List of tasks:
A - Which bracketed reference numbers does the passage on interhospital patient transport below cite?
B - Carry on the passage on interhospital patient transport below, picking up right after its final sentence.

==== Passage ====

Thus, limiting these equipment changes in interhospital transports is a safety matter, advocating for door-to-door capability of the vector.
2. Crew changes
When the responsibility of a critically ill patient is being transferred from a healthcare team to another, a comprehensive data transmission is mandatory [10]. A 2019 qualitative study of interhospital transports pointed out the discrepancy between the time spent on the road and the total time of the mission, explaining this by how time-consuming it was to prepare for a transport, collect information, etc. [11]
Again, limiting these crew changes in interhospital transfers pleads for door-to-door capability of the vector.
E) Door-to Door Capability
In their very comprehensive synthesis about methods and issues of interhospital individual transports of patients with ARDS, Jahn et al. [12] outlined the need for not losing time, particularly because of the inability to escalate the therapeutic while en route. They notably insisted on the two necessary intermediate legs of a transport by fixed-wings aircraft, i.e.: from airport to hospital and from hospital to airport, by comparison with helicopters which may land at the hospital itself.

==== Records ====

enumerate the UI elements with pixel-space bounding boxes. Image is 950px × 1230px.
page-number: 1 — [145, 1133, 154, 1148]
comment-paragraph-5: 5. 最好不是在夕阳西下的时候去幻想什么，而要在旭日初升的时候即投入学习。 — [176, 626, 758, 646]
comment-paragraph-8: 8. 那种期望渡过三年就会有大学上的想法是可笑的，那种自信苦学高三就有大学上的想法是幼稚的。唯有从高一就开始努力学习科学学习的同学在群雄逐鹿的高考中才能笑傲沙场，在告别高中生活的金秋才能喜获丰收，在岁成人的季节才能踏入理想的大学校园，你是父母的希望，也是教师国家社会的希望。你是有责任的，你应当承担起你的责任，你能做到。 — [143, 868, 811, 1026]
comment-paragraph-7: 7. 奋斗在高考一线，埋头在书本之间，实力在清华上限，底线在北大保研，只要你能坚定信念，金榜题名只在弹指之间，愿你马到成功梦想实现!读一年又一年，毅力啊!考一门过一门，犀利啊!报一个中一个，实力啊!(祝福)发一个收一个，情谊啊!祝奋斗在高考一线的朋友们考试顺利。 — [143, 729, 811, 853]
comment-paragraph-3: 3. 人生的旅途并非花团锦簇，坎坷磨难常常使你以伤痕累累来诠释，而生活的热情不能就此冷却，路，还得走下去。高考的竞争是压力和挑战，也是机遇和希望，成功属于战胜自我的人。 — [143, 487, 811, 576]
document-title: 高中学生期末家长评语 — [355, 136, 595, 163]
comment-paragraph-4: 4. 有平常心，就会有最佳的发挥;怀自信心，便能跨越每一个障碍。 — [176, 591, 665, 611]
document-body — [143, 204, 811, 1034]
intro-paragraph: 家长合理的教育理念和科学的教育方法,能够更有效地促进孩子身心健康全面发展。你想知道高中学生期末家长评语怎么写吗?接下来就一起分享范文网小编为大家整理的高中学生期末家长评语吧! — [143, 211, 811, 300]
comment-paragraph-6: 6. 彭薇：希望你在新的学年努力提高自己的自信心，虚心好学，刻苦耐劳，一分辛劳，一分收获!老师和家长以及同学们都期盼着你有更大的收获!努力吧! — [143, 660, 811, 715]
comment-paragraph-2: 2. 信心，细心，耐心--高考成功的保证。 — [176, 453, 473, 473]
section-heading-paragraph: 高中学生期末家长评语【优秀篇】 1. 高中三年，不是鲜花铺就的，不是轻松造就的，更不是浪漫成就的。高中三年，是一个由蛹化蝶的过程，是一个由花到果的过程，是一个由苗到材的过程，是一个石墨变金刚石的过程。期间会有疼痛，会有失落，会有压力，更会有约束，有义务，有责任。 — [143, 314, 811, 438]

====

Answers below:
A - [10], [11], [12]

B -
Considering collective transportation vectors, fixed-wings aircrafts and trains require these two intermediate legs between airport or station and hospitals, implying 4 crew changes/equipment changes.
For short distances, because of its door-to-door capability, a bus could be a suitable alternative to reduce these crew changes/equipment changes from 4 to 2. The CALSA accommodating only up to 6 patients, a balanced study between vectors capacities and transport length has to be made on a case-by-case basis.
F) Safeguarding From Contamination
Lockhart et al. [13] highlighted the risks associated with COVID-19 PPE doffing process, when healthcare workers “let their guard down”.
During the “hospital train” trip subsequent to the first leg transport by CALSA, CBRN referent instructors set up a decontamination/doffing pass-through at the bottom of the staircase to the upper deck of the wagon (considered as a “safe area”), the “contaminated area” being by definition the lower deck. This allowed healthcare workers to have a rest during an extended period of work under PPE. This pass-through has to be added to the CALSA configuration for future long-distance transports.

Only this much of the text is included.